____ Records supplied
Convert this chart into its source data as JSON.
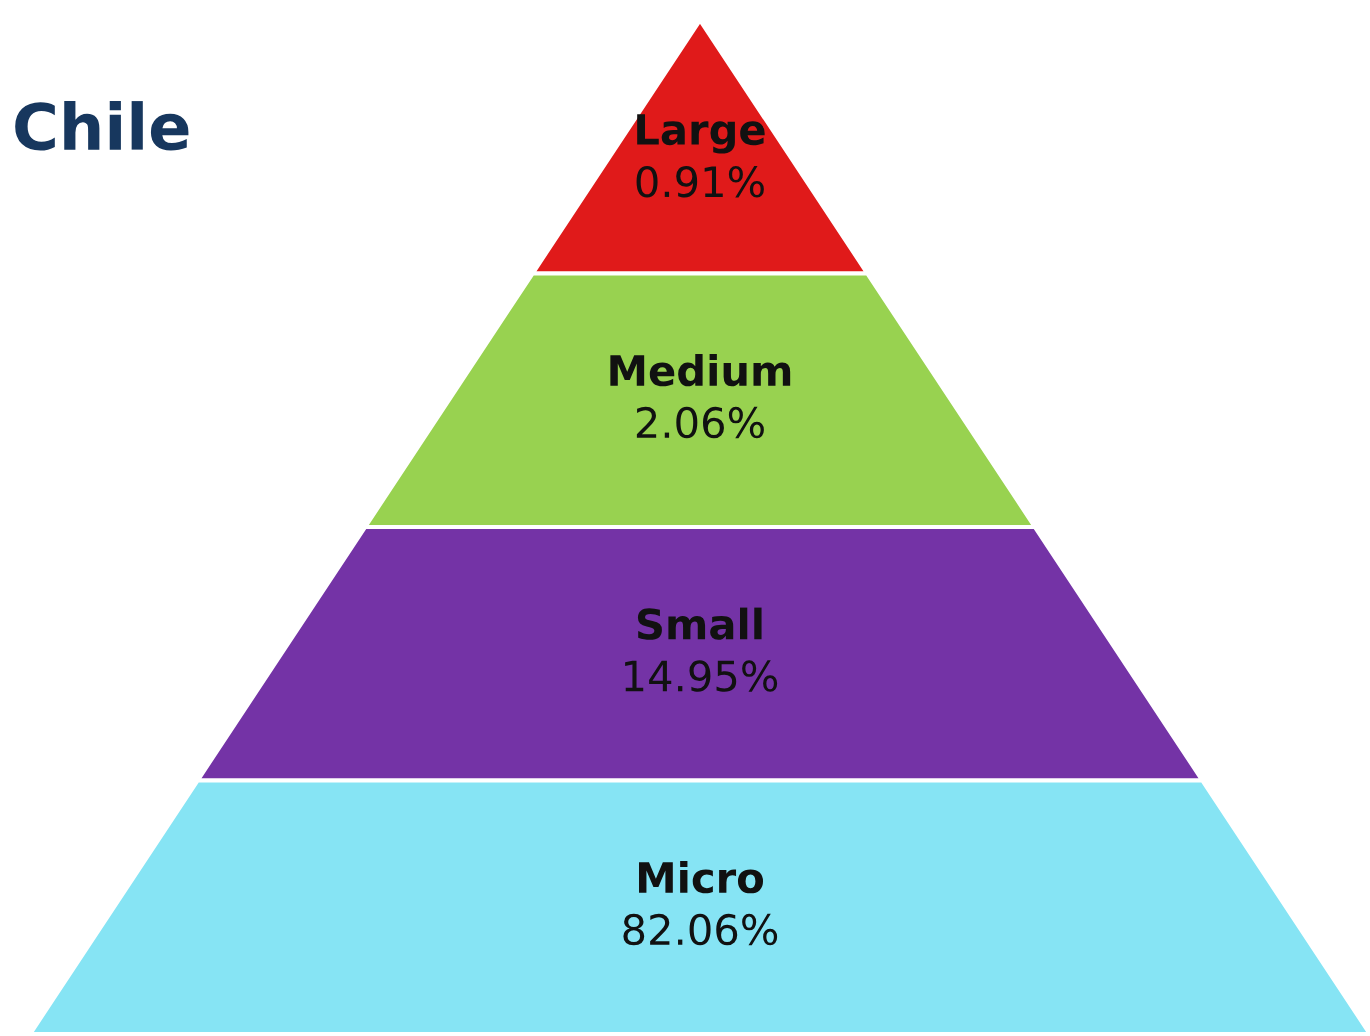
{
  "chart_data": {
    "type": "other",
    "title": "Chile",
    "categories": [
      "Large",
      "Medium",
      "Small",
      "Micro"
    ],
    "values": [
      0.91,
      2.06,
      14.95,
      82.06
    ],
    "value_labels": [
      "0.91%",
      "2.06%",
      "14.95%",
      "82.06%"
    ],
    "colors": [
      "#e01a1a",
      "#98d250",
      "#7433a6",
      "#86e4f4"
    ]
  }
}
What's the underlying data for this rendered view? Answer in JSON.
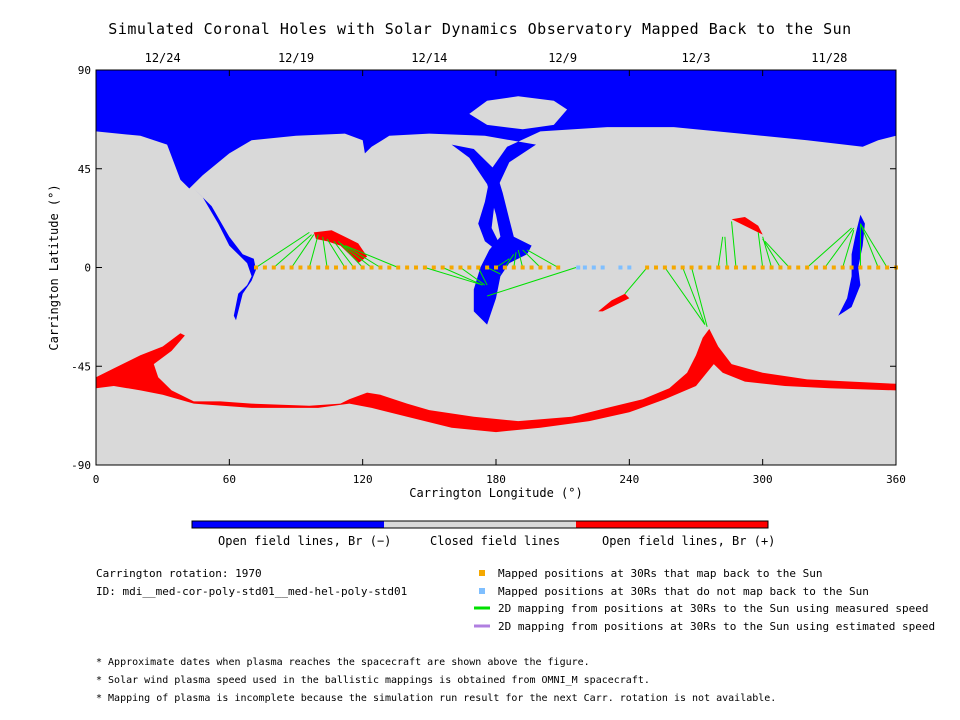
{
  "title": "Simulated Coronal Holes with Solar Dynamics Observatory Mapped Back to the Sun",
  "colors": {
    "open_negative": "#0000ff",
    "closed": "#d9d9d9",
    "open_positive": "#ff0000",
    "mapped_back": "#f5a800",
    "not_mapped": "#7fbfff",
    "measured_speed": "#00e000",
    "estimated_speed": "#b07fe0"
  },
  "top_dates": [
    {
      "label": "12/24",
      "lon": 30
    },
    {
      "label": "12/19",
      "lon": 90
    },
    {
      "label": "12/14",
      "lon": 150
    },
    {
      "label": "12/9",
      "lon": 210
    },
    {
      "label": "12/3",
      "lon": 270
    },
    {
      "label": "11/28",
      "lon": 330
    }
  ],
  "colorbar": {
    "labels": [
      "Open field lines, Br (−)",
      "Closed field lines",
      "Open field lines, Br (+)"
    ]
  },
  "info": {
    "rotation": "Carrington rotation: 1970",
    "id": "ID: mdi__med-cor-poly-std01__med-hel-poly-std01"
  },
  "legend": [
    {
      "label": "Mapped positions at 30Rs that map back to the Sun",
      "type": "square",
      "color": "#f5a800"
    },
    {
      "label": "Mapped positions at 30Rs that do not map back to the Sun",
      "type": "square",
      "color": "#7fbfff"
    },
    {
      "label": "2D mapping from positions at 30Rs to the Sun using measured speed",
      "type": "line",
      "color": "#00e000"
    },
    {
      "label": "2D mapping from positions at 30Rs to the Sun using estimated speed",
      "type": "line",
      "color": "#b07fe0"
    }
  ],
  "notes": [
    "* Approximate dates when plasma reaches the spacecraft are shown above the figure.",
    "* Solar wind plasma speed used in the ballistic mappings is obtained from OMNI_M spacecraft.",
    "* Mapping of plasma is incomplete because the simulation run result for the next Carr. rotation is not available."
  ],
  "chart_data": {
    "type": "scatter",
    "xlabel": "Carrington Longitude (°)",
    "ylabel": "Carrington Latitude (°)",
    "xlim": [
      0,
      360
    ],
    "ylim": [
      -90,
      90
    ],
    "xticks": [
      0,
      60,
      120,
      180,
      240,
      300,
      360
    ],
    "yticks": [
      -90,
      -45,
      0,
      45,
      90
    ],
    "mapped_positions_lon": [
      72,
      76,
      80,
      84,
      88,
      92,
      96,
      100,
      104,
      108,
      112,
      116,
      120,
      124,
      128,
      132,
      136,
      140,
      144,
      148,
      152,
      156,
      160,
      164,
      168,
      172,
      176,
      180,
      184,
      188,
      192,
      196,
      200,
      204,
      208,
      248,
      252,
      256,
      260,
      264,
      268,
      272,
      276,
      280,
      284,
      288,
      292,
      296,
      300,
      304,
      308,
      312,
      316,
      320,
      324,
      328,
      332,
      336,
      340,
      344,
      348,
      352,
      356,
      360
    ],
    "unmapped_positions_lon": [
      217,
      220,
      224,
      228,
      236,
      240
    ],
    "mappings": [
      {
        "from": [
          72,
          0
        ],
        "to": [
          96,
          16
        ]
      },
      {
        "from": [
          80,
          0
        ],
        "to": [
          97,
          15
        ]
      },
      {
        "from": [
          88,
          0
        ],
        "to": [
          98,
          15
        ]
      },
      {
        "from": [
          96,
          0
        ],
        "to": [
          100,
          15
        ]
      },
      {
        "from": [
          104,
          0
        ],
        "to": [
          102,
          14
        ]
      },
      {
        "from": [
          112,
          0
        ],
        "to": [
          104,
          13
        ]
      },
      {
        "from": [
          116,
          0
        ],
        "to": [
          107,
          12
        ]
      },
      {
        "from": [
          120,
          0
        ],
        "to": [
          109,
          12
        ]
      },
      {
        "from": [
          124,
          0
        ],
        "to": [
          110,
          11
        ]
      },
      {
        "from": [
          128,
          0
        ],
        "to": [
          112,
          10
        ]
      },
      {
        "from": [
          136,
          0
        ],
        "to": [
          112,
          10
        ]
      },
      {
        "from": [
          148,
          0
        ],
        "to": [
          174,
          -8
        ]
      },
      {
        "from": [
          156,
          0
        ],
        "to": [
          174,
          -8
        ]
      },
      {
        "from": [
          164,
          0
        ],
        "to": [
          175,
          -8
        ]
      },
      {
        "from": [
          172,
          0
        ],
        "to": [
          176,
          -8
        ]
      },
      {
        "from": [
          176,
          0
        ],
        "to": [
          182,
          -3
        ]
      },
      {
        "from": [
          180,
          0
        ],
        "to": [
          186,
          4
        ]
      },
      {
        "from": [
          184,
          0
        ],
        "to": [
          188,
          6
        ]
      },
      {
        "from": [
          188,
          0
        ],
        "to": [
          189,
          7
        ]
      },
      {
        "from": [
          192,
          0
        ],
        "to": [
          190,
          8
        ]
      },
      {
        "from": [
          200,
          0
        ],
        "to": [
          192,
          8
        ]
      },
      {
        "from": [
          208,
          0
        ],
        "to": [
          194,
          8
        ]
      },
      {
        "from": [
          216,
          0
        ],
        "to": [
          176,
          -13
        ]
      },
      {
        "from": [
          248,
          0
        ],
        "to": [
          238,
          -12
        ]
      },
      {
        "from": [
          256,
          0
        ],
        "to": [
          274,
          -26
        ]
      },
      {
        "from": [
          264,
          0
        ],
        "to": [
          274,
          -26
        ]
      },
      {
        "from": [
          268,
          0
        ],
        "to": [
          275,
          -27
        ]
      },
      {
        "from": [
          280,
          0
        ],
        "to": [
          282,
          14
        ]
      },
      {
        "from": [
          284,
          0
        ],
        "to": [
          283,
          14
        ]
      },
      {
        "from": [
          288,
          0
        ],
        "to": [
          286,
          21
        ]
      },
      {
        "from": [
          300,
          0
        ],
        "to": [
          298,
          16
        ]
      },
      {
        "from": [
          304,
          0
        ],
        "to": [
          300,
          14
        ]
      },
      {
        "from": [
          308,
          0
        ],
        "to": [
          300,
          13
        ]
      },
      {
        "from": [
          312,
          0
        ],
        "to": [
          301,
          12
        ]
      },
      {
        "from": [
          320,
          0
        ],
        "to": [
          340,
          18
        ]
      },
      {
        "from": [
          328,
          0
        ],
        "to": [
          341,
          18
        ]
      },
      {
        "from": [
          336,
          0
        ],
        "to": [
          341,
          17
        ]
      },
      {
        "from": [
          344,
          0
        ],
        "to": [
          344,
          20
        ]
      },
      {
        "from": [
          352,
          0
        ],
        "to": [
          344,
          20
        ]
      },
      {
        "from": [
          356,
          0
        ],
        "to": [
          344,
          20
        ]
      }
    ]
  }
}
________
The request:
Check each line of the entries above for the word "mappings". List the ones that have it.

Finished exercise:
    "* Solar wind plasma speed used in the ballistic mappings is obtained from OMNI_M spacecraft.",
    "mappings": [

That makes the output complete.